What follows is a set of records; restate each one word for word and drop the pictures.

-- start Available data --

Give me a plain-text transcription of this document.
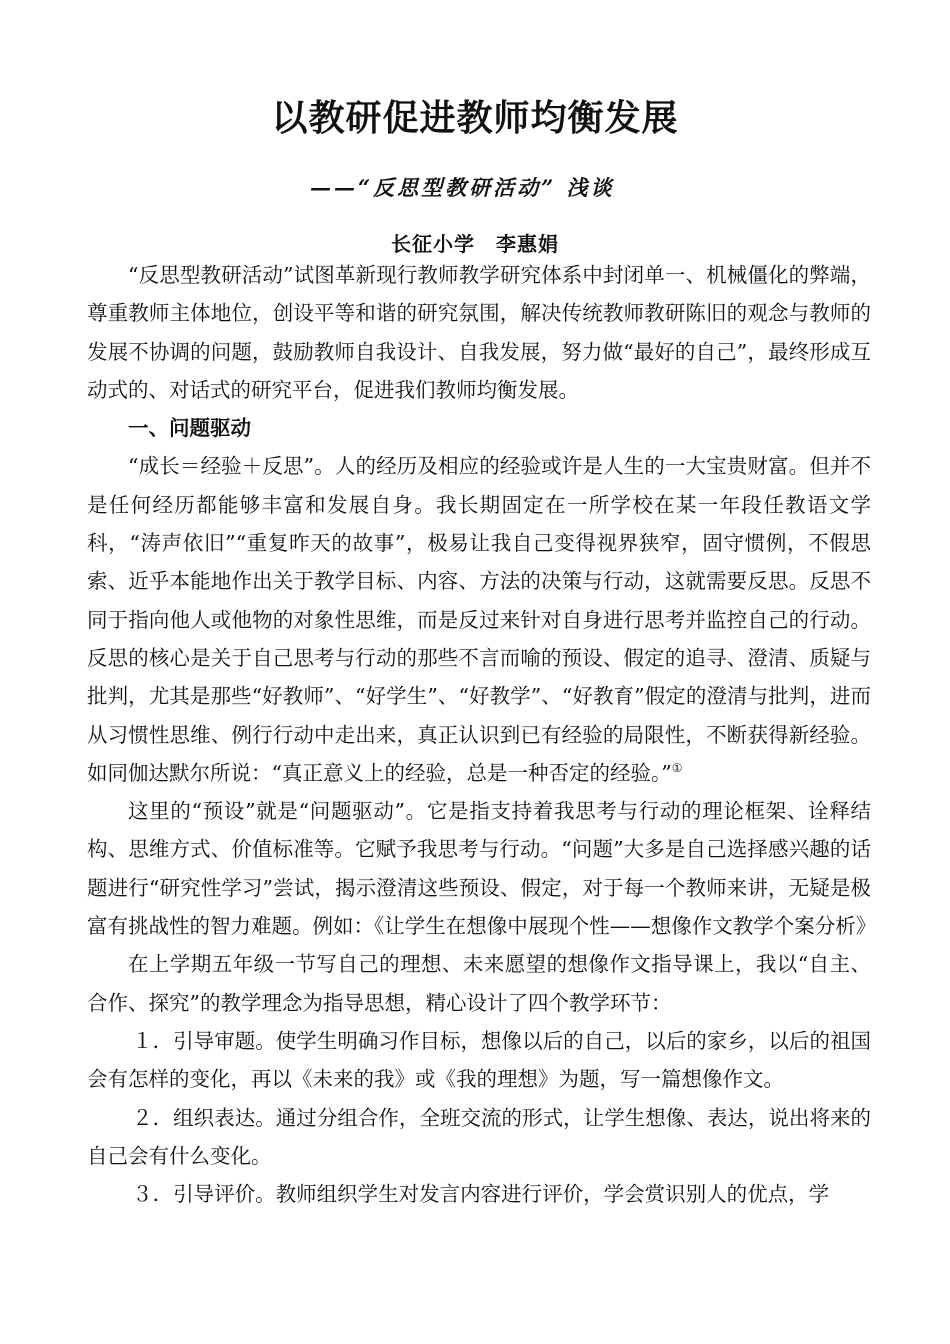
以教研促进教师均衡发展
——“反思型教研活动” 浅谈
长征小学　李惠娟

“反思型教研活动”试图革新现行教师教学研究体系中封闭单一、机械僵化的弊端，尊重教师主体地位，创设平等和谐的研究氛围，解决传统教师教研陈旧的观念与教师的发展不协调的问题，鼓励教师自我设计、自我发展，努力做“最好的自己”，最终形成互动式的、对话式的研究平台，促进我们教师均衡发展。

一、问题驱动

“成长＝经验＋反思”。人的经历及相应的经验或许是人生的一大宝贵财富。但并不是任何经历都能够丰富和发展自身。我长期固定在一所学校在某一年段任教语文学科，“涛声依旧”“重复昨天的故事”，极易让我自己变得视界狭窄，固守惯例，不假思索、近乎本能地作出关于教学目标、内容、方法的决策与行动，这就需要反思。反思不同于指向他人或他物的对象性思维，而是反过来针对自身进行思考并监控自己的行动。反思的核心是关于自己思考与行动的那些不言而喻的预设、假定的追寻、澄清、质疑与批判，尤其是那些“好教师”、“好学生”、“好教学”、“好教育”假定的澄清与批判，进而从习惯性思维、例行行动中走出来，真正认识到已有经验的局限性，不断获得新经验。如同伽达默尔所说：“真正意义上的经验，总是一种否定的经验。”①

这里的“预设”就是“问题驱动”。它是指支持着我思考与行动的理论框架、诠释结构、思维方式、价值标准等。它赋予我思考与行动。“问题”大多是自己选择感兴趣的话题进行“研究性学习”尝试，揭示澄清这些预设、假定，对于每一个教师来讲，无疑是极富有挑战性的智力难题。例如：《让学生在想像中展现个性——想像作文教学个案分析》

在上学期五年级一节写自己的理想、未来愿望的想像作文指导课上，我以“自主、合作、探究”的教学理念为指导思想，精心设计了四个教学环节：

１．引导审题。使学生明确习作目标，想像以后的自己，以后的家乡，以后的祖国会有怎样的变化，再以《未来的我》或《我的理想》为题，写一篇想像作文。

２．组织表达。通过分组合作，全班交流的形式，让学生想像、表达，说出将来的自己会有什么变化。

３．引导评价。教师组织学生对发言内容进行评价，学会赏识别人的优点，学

-- end Available data --

▶ [Worked answer]
Give me a plain-text transcription of this document.
以教研促进教师均衡发展
——“反思型教研活动” 浅谈
长征小学　李惠娟

“反思型教研活动”试图革新现行教师教学研究体系中封闭单一、机械僵化的弊端，尊重教师主体地位，创设平等和谐的研究氛围，解决传统教师教研陈旧的观念与教师的发展不协调的问题，鼓励教师自我设计、自我发展，努力做“最好的自己”，最终形成互动式的、对话式的研究平台，促进我们教师均衡发展。

一、问题驱动

“成长＝经验＋反思”。人的经历及相应的经验或许是人生的一大宝贵财富。但并不是任何经历都能够丰富和发展自身。我长期固定在一所学校在某一年段任教语文学科，“涛声依旧”“重复昨天的故事”，极易让我自己变得视界狭窄，固守惯例，不假思索、近乎本能地作出关于教学目标、内容、方法的决策与行动，这就需要反思。反思不同于指向他人或他物的对象性思维，而是反过来针对自身进行思考并监控自己的行动。反思的核心是关于自己思考与行动的那些不言而喻的预设、假定的追寻、澄清、质疑与批判，尤其是那些“好教师”、“好学生”、“好教学”、“好教育”假定的澄清与批判，进而从习惯性思维、例行行动中走出来，真正认识到已有经验的局限性，不断获得新经验。如同伽达默尔所说：“真正意义上的经验，总是一种否定的经验。”①

这里的“预设”就是“问题驱动”。它是指支持着我思考与行动的理论框架、诠释结构、思维方式、价值标准等。它赋予我思考与行动。“问题”大多是自己选择感兴趣的话题进行“研究性学习”尝试，揭示澄清这些预设、假定，对于每一个教师来讲，无疑是极富有挑战性的智力难题。例如：《让学生在想像中展现个性——想像作文教学个案分析》

在上学期五年级一节写自己的理想、未来愿望的想像作文指导课上，我以“自主、合作、探究”的教学理念为指导思想，精心设计了四个教学环节：

１．引导审题。使学生明确习作目标，想像以后的自己，以后的家乡，以后的祖国会有怎样的变化，再以《未来的我》或《我的理想》为题，写一篇想像作文。

２．组织表达。通过分组合作，全班交流的形式，让学生想像、表达，说出将来的自己会有什么变化。

３．引导评价。教师组织学生对发言内容进行评价，学会赏识别人的优点，学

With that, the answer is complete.